◆ What to work on: Every record should be copied exactly, except that pictures are to be omitted.

----

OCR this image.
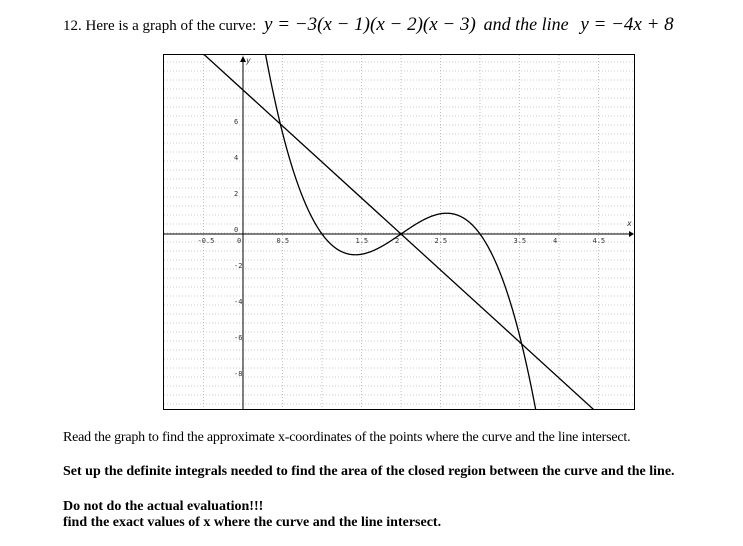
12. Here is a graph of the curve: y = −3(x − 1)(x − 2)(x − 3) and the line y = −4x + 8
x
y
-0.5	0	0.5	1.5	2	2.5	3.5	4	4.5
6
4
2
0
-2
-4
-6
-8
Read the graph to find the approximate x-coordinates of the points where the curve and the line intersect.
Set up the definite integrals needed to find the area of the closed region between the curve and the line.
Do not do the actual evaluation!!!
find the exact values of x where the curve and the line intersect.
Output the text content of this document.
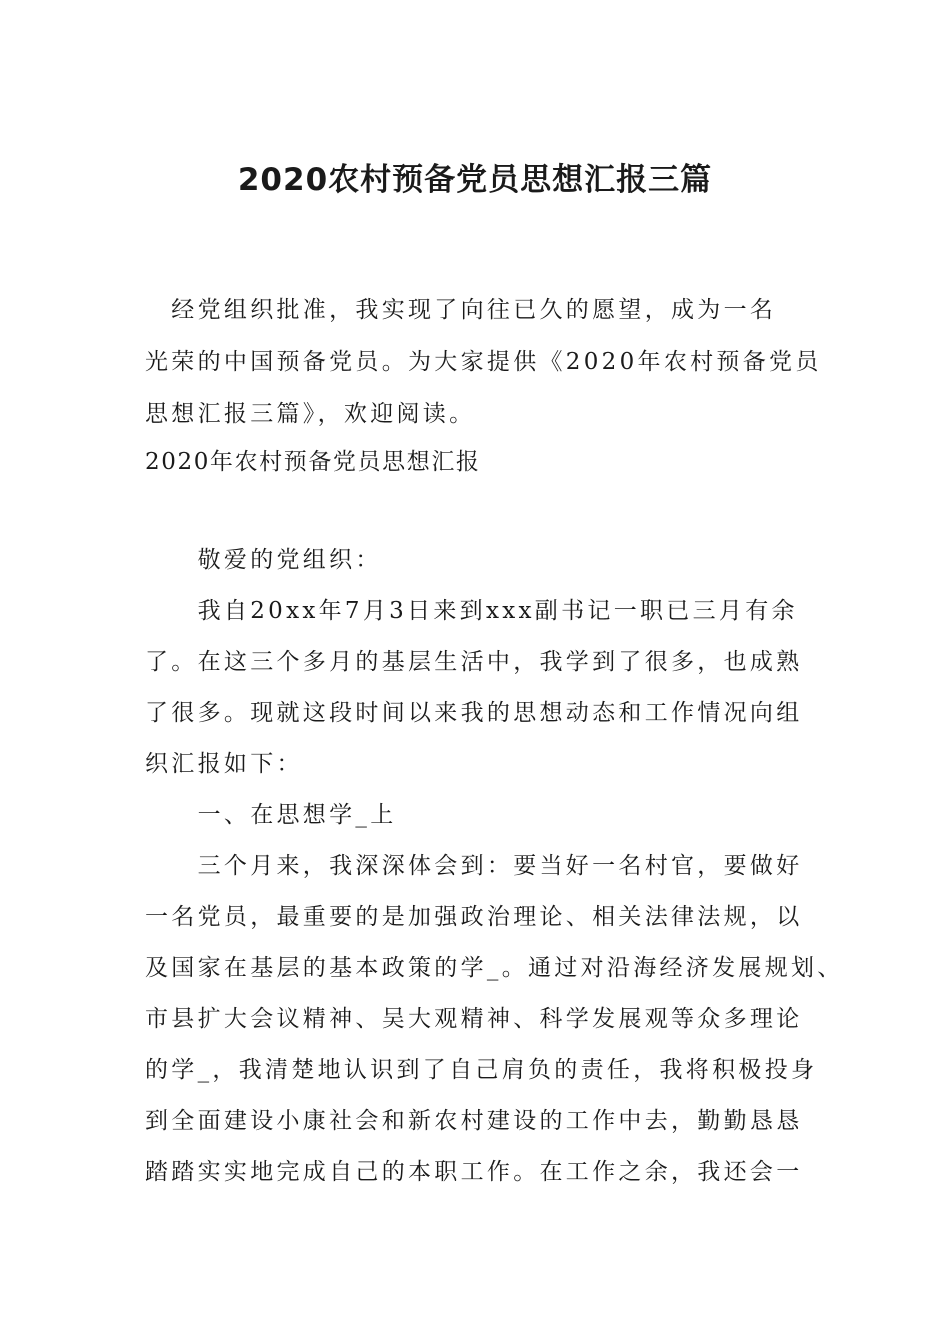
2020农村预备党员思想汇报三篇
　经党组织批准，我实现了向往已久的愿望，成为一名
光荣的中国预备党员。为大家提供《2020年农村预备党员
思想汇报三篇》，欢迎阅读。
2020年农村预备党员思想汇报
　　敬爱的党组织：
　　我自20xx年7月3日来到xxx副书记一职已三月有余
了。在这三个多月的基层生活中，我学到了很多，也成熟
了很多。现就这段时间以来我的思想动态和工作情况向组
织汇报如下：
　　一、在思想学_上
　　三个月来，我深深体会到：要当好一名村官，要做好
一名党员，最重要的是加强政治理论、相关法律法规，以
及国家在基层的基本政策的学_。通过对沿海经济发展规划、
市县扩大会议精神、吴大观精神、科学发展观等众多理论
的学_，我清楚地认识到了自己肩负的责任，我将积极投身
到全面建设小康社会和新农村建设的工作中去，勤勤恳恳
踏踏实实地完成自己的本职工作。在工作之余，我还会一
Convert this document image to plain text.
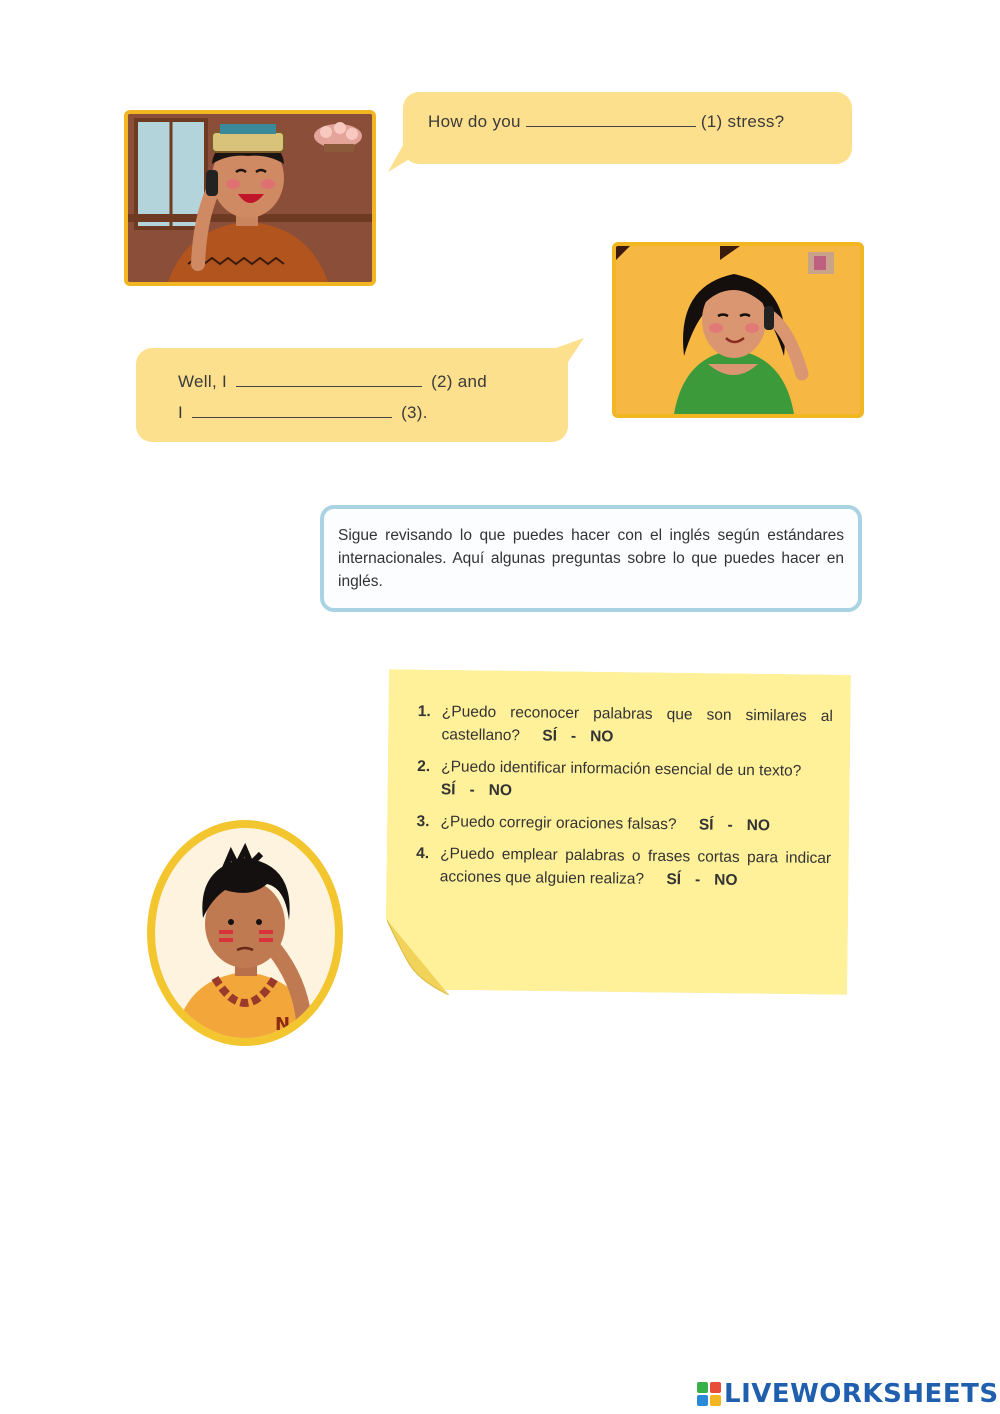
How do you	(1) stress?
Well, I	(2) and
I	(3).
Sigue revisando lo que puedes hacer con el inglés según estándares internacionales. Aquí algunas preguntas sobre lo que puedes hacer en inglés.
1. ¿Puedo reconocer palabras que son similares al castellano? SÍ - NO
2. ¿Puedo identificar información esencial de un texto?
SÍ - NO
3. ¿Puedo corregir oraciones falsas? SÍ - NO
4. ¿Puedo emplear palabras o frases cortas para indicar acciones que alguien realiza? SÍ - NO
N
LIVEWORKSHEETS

----

◆ Response:
OCR this image.
12. Here is a graph of the curve: y = −3(x − 1)(x − 2)(x − 3) and the line y = −4x + 8
x
y
-0.5	0	0.5	1.5	2	2.5	3.5	4	4.5
6
4
2
0
-2
-4
-6
-8
Read the graph to find the approximate x-coordinates of the points where the curve and the line intersect.
Set up the definite integrals needed to find the area of the closed region between the curve and the line.
Do not do the actual evaluation!!!
find the exact values of x where the curve and the line intersect.
Output the text content of this document.
2020农村预备党员思想汇报三篇
　经党组织批准，我实现了向往已久的愿望，成为一名
光荣的中国预备党员。为大家提供《2020年农村预备党员
思想汇报三篇》，欢迎阅读。
2020年农村预备党员思想汇报
　　敬爱的党组织：
　　我自20xx年7月3日来到xxx副书记一职已三月有余
了。在这三个多月的基层生活中，我学到了很多，也成熟
了很多。现就这段时间以来我的思想动态和工作情况向组
织汇报如下：
　　一、在思想学_上
　　三个月来，我深深体会到：要当好一名村官，要做好
一名党员，最重要的是加强政治理论、相关法律法规，以
及国家在基层的基本政策的学_。通过对沿海经济发展规划、
市县扩大会议精神、吴大观精神、科学发展观等众多理论
的学_，我清楚地认识到了自己肩负的责任，我将积极投身
到全面建设小康社会和新农村建设的工作中去，勤勤恳恳
踏踏实实地完成自己的本职工作。在工作之余，我还会一
Convert this document image to plain text.
How do you	(1) stress?
Well, I	(2) and
I	(3).
Sigue revisando lo que puedes hacer con el inglés según estándares internacionales. Aquí algunas preguntas sobre lo que puedes hacer en inglés.
1. ¿Puedo reconocer palabras que son similares al castellano? SÍ - NO
2. ¿Puedo identificar información esencial de un texto?
SÍ - NO
3. ¿Puedo corregir oraciones falsas? SÍ - NO
4. ¿Puedo emplear palabras o frases cortas para indicar acciones que alguien realiza? SÍ - NO
N
LIVEWORKSHEETS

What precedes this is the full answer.